_The exercise_. List each line holding the string "студено".

## begin Exercise material

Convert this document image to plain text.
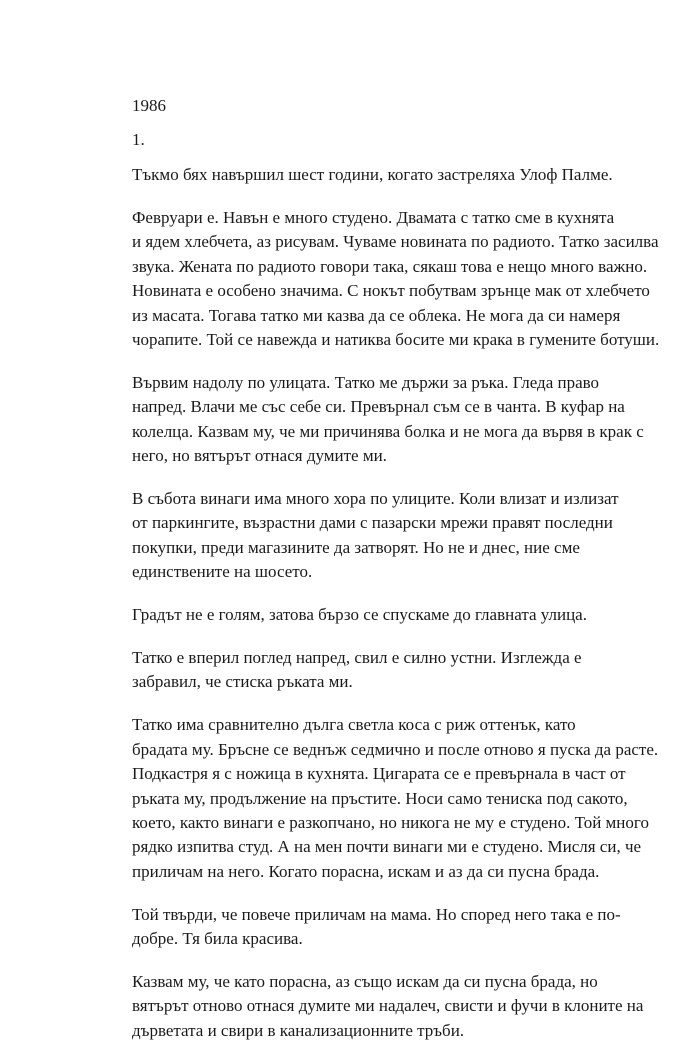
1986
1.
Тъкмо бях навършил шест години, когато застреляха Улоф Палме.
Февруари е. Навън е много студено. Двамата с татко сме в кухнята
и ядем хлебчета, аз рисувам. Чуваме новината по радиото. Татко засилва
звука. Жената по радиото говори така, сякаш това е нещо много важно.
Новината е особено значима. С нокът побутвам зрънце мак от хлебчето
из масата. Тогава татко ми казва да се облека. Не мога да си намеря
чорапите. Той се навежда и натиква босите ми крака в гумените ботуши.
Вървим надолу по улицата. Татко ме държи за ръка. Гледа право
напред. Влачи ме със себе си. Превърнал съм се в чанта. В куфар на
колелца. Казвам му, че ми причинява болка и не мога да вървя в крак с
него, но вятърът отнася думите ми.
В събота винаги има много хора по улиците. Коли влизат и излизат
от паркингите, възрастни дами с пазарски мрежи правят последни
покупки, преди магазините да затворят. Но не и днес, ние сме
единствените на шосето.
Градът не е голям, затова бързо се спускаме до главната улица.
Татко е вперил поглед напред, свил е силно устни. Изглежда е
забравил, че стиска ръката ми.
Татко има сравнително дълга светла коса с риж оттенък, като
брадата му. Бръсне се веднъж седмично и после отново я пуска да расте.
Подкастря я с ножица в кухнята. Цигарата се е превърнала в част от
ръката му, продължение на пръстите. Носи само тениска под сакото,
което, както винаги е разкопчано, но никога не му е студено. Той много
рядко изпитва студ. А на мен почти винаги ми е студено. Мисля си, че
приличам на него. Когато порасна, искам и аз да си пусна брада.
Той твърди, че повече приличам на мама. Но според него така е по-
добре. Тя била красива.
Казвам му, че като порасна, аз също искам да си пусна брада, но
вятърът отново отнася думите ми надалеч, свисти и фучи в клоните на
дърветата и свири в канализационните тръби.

## end Exercise material
## begin Exercise material

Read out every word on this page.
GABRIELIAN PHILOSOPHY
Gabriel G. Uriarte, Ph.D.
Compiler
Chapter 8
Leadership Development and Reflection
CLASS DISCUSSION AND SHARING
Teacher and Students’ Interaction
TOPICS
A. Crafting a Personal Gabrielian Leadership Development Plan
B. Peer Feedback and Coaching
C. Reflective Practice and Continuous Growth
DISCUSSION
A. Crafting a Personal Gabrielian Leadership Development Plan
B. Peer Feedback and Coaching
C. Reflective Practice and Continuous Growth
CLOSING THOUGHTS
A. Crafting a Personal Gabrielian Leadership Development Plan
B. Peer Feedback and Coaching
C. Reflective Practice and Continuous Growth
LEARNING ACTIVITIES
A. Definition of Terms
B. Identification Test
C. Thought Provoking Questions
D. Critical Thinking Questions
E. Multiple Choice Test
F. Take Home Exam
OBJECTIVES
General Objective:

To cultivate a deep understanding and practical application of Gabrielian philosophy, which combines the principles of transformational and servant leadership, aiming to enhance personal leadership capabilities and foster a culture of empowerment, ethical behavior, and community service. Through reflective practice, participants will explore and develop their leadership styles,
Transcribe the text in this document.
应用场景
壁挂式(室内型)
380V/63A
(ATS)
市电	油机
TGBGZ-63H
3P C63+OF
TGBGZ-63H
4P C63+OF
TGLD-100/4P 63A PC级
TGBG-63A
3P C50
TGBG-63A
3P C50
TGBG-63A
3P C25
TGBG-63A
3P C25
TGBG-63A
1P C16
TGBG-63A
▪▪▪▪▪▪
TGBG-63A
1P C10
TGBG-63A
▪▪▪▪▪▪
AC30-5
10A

## end Exercise material

_Solution_.
Февруари е. Навън е много студено. Двамата с татко сме в кухнята
което, както винаги е разкопчано, но никога не му е студено. Той много
рядко изпитва студ. А на мен почти винаги ми е студено. Мисля си, че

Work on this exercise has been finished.